Análises

Assassin’s Creed Shadows – Review

O peso das expectativas é sempre algo que tem um impacto interessante sobre como vimos uma obra quando ela finalmente chega em nossas mãos. Especialmente em uma indústria em que todos os novos lançamentos passam por um ciclo de hype absurdo e em que, mesmo nos momentos em que deveríamos celebrar o sucesso do presente estamos olhando para o futuro, é difícil que isso não afete a opinião ao redor de um título.

Esse é um ponto importante ao se olhar para Assassin’s Creed Shadows. Afinal, em vários outros importantes momentos da história da Ubisoft, um novo jogo da amada série ambientado no Japão seria um dos maiores lançamentos do ano. Hoje, dada a mudança de opinião pública ao redor do título, a sensação talvez seja de um otimismo cauteloso. Mas, sinceramente, não deveria ser. Afinal, mesmo dentro dos excessos de Odyssey e Valhalla, a série sempre se manteve consistentemente excelente.
══════════
=== Conjunto de tarefas ===
A – Extraia da análise de Assassin’s Creed Shadows o trecho que começa em "Assassin’s Creed Shadows –" e segue até "de um título.".
B – Traduza para o inglês esta frase da análise de Assassin’s Creed Shadows: "Hoje, dada a mudança de opinião pública ao redor do título, a sensação talvez seja de um otimismo cauteloso."
A listagem é um material separado da análise.

=== Material ===
══════════
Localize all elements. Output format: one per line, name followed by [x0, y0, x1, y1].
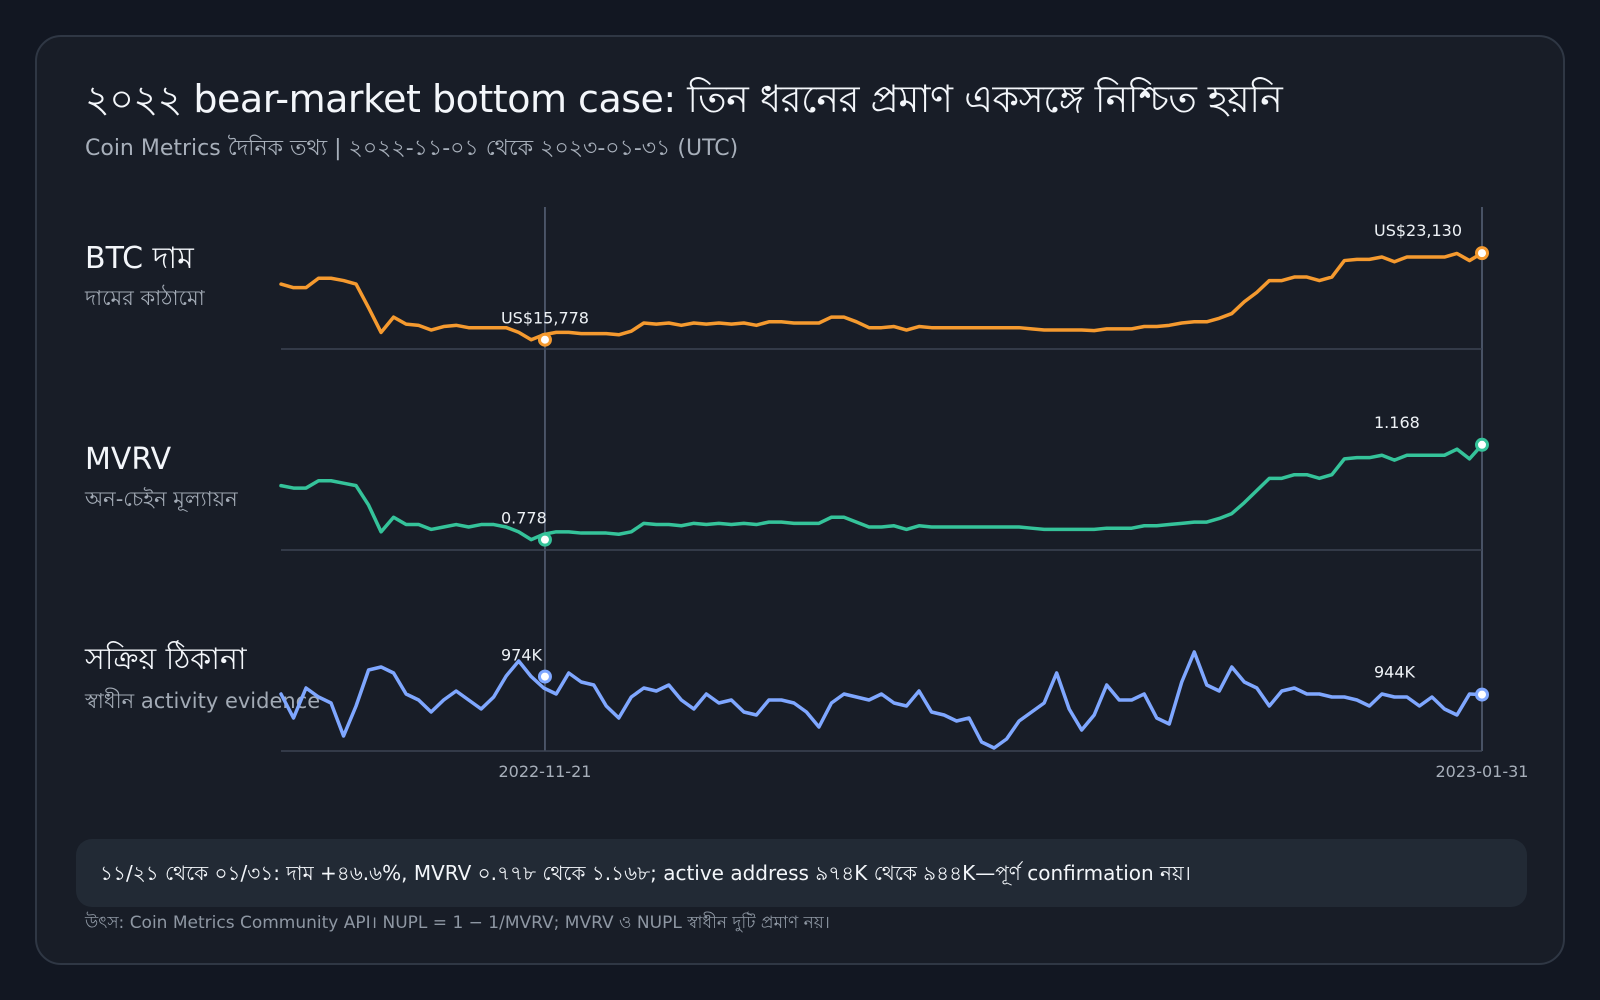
══════════
=== Soluções das tarefas ===
A –
Assassin’s Creed Shadows – Review

O peso das expectativas é sempre algo que tem um impacto interessante sobre como vimos uma obra quando ela finalmente chega em nossas mãos. Especialmente em uma indústria em que todos os novos lançamentos passam por um ciclo de hype absurdo e em que, mesmo nos momentos em que deveríamos celebrar o sucesso do presente estamos olhando para o futuro, é difícil que isso não afete a opinião ao redor de um título.

B – Today, given the shift in public opinion surrounding the title, the feeling may be one of cautious optimism.